Spot every line with the word "price" and return it.

————————

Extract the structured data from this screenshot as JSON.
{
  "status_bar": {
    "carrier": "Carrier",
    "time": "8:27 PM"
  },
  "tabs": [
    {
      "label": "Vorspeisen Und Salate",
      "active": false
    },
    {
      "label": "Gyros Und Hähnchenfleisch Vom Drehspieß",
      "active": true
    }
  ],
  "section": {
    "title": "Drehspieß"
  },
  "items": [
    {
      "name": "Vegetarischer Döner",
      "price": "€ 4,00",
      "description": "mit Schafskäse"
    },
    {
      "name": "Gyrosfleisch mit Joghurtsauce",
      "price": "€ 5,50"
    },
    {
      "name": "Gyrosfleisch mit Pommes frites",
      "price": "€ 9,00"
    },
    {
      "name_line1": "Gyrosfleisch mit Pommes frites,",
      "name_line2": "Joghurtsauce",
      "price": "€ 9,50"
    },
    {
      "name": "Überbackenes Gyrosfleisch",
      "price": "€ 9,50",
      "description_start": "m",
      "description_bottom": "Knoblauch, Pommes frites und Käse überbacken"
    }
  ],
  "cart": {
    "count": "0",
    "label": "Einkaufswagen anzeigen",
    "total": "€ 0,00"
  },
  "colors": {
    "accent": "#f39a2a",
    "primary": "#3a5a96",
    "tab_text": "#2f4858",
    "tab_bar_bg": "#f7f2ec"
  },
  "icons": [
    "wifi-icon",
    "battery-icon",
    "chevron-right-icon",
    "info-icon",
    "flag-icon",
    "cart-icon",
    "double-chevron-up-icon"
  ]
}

————————

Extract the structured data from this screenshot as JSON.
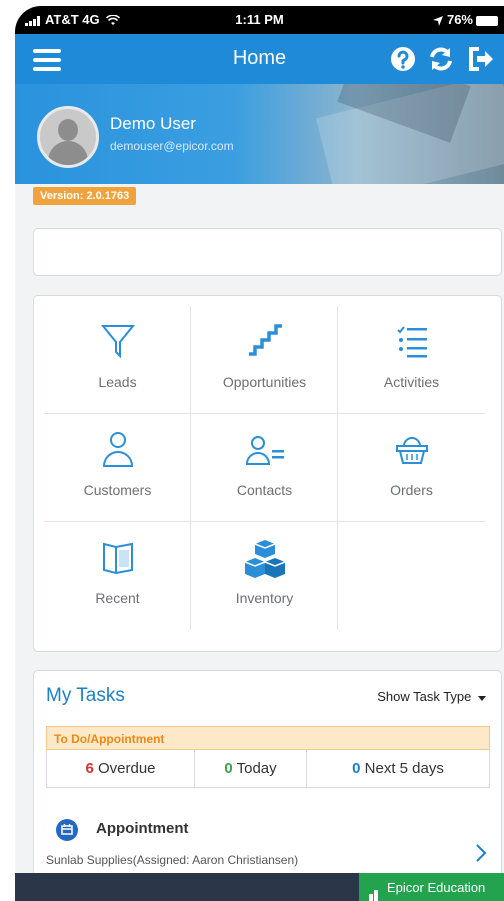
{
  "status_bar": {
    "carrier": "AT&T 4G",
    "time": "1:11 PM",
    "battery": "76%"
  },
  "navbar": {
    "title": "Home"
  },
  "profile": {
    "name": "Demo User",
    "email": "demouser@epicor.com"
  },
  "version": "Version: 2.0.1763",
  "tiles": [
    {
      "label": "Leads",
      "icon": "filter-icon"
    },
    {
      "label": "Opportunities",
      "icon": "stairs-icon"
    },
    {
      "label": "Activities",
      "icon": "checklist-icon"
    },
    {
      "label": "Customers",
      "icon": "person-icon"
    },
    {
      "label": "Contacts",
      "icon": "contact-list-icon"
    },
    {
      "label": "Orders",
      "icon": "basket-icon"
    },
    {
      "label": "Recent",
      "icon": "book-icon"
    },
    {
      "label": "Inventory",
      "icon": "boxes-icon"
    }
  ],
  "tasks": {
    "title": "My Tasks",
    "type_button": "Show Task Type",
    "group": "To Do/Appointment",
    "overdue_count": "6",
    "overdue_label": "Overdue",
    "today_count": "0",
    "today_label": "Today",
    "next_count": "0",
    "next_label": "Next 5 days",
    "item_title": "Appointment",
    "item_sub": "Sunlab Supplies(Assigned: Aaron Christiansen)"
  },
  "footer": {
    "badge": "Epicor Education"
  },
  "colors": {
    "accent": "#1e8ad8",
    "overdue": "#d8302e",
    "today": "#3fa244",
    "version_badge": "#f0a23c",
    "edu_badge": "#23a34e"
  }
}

————————

Exercise answer →
      "price": "€ 4,00",
      "price": "€ 5,50"
      "price": "€ 9,00"
      "price": "€ 9,50"
      "price": "€ 9,50",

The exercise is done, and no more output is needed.